Task prompt - Please give the data below again in full, exactly as it stands.

• • • •

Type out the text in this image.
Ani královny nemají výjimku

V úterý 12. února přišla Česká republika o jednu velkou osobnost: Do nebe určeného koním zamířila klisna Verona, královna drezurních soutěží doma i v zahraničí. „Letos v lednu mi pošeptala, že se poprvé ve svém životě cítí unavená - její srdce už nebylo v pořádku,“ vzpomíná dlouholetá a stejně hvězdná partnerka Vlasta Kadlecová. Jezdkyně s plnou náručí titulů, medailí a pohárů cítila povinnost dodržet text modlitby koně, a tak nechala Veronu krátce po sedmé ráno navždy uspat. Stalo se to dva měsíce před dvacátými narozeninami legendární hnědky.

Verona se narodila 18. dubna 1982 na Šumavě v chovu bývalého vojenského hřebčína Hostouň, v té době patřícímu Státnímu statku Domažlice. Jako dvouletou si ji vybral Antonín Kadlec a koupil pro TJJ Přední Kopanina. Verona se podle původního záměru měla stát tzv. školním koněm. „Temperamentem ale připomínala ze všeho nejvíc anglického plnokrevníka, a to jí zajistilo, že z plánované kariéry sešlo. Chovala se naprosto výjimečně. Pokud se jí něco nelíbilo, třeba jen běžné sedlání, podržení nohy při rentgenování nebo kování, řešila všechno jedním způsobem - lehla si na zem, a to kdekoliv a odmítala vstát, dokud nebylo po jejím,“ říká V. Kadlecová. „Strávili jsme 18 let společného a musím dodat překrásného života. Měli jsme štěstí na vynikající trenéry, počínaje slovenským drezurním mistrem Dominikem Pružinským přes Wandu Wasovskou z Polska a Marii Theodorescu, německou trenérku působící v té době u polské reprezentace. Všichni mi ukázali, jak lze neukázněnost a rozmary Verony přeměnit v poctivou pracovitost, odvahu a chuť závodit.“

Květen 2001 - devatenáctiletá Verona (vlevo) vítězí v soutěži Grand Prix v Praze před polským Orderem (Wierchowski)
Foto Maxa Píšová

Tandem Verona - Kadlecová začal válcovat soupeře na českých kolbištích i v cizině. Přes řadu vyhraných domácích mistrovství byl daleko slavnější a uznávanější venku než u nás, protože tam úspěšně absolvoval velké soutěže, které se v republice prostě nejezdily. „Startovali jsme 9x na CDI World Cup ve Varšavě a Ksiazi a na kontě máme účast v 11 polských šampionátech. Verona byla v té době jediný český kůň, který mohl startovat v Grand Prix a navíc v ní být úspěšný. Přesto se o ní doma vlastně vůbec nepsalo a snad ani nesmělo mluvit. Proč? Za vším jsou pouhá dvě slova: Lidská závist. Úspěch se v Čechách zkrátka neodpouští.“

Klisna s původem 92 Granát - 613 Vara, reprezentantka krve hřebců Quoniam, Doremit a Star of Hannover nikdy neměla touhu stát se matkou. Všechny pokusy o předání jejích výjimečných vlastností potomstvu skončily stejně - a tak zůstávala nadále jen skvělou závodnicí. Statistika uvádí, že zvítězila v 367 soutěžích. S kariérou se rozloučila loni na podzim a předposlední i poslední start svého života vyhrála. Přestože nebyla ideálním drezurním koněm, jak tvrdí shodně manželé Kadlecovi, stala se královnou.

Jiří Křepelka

• • • •

The response -
Type out the text in this image.
Ani královny nemají výjimku

V úterý 12. února přišla Česká republika o jednu velkou osobnost: Do nebe určeného koním zamířila klisna Verona, královna drezurních soutěží doma i v zahraničí. „Letos v lednu mi pošeptala, že se poprvé ve svém životě cítí unavená - její srdce už nebylo v pořádku,“ vzpomíná dlouholetá a stejně hvězdná partnerka Vlasta Kadlecová. Jezdkyně s plnou náručí titulů, medailí a pohárů cítila povinnost dodržet text modlitby koně, a tak nechala Veronu krátce po sedmé ráno navždy uspat. Stalo se to dva měsíce před dvacátými narozeninami legendární hnědky.

Verona se narodila 18. dubna 1982 na Šumavě v chovu bývalého vojenského hřebčína Hostouň, v té době patřícímu Státnímu statku Domažlice. Jako dvouletou si ji vybral Antonín Kadlec a koupil pro TJJ Přední Kopanina. Verona se podle původního záměru měla stát tzv. školním koněm. „Temperamentem ale připomínala ze všeho nejvíc anglického plnokrevníka, a to jí zajistilo, že z plánované kariéry sešlo. Chovala se naprosto výjimečně. Pokud se jí něco nelíbilo, třeba jen běžné sedlání, podržení nohy při rentgenování nebo kování, řešila všechno jedním způsobem - lehla si na zem, a to kdekoliv a odmítala vstát, dokud nebylo po jejím,“ říká V. Kadlecová. „Strávili jsme 18 let společného a musím dodat překrásného života. Měli jsme štěstí na vynikající trenéry, počínaje slovenským drezurním mistrem Dominikem Pružinským přes Wandu Wasovskou z Polska a Marii Theodorescu, německou trenérku působící v té době u polské reprezentace. Všichni mi ukázali, jak lze neukázněnost a rozmary Verony přeměnit v poctivou pracovitost, odvahu a chuť závodit.“

Květen 2001 - devatenáctiletá Verona (vlevo) vítězí v soutěži Grand Prix v Praze před polským Orderem (Wierchowski)
Foto Maxa Píšová

Tandem Verona - Kadlecová začal válcovat soupeře na českých kolbištích i v cizině. Přes řadu vyhraných domácích mistrovství byl daleko slavnější a uznávanější venku než u nás, protože tam úspěšně absolvoval velké soutěže, které se v republice prostě nejezdily. „Startovali jsme 9x na CDI World Cup ve Varšavě a Ksiazi a na kontě máme účast v 11 polských šampionátech. Verona byla v té době jediný český kůň, který mohl startovat v Grand Prix a navíc v ní být úspěšný. Přesto se o ní doma vlastně vůbec nepsalo a snad ani nesmělo mluvit. Proč? Za vším jsou pouhá dvě slova: Lidská závist. Úspěch se v Čechách zkrátka neodpouští.“

Klisna s původem 92 Granát - 613 Vara, reprezentantka krve hřebců Quoniam, Doremit a Star of Hannover nikdy neměla touhu stát se matkou. Všechny pokusy o předání jejích výjimečných vlastností potomstvu skončily stejně - a tak zůstávala nadále jen skvělou závodnicí. Statistika uvádí, že zvítězila v 367 soutěžích. S kariérou se rozloučila loni na podzim a předposlední i poslední start svého života vyhrála. Přestože nebyla ideálním drezurním koněm, jak tvrdí shodně manželé Kadlecovi, stala se královnou.

Jiří Křepelka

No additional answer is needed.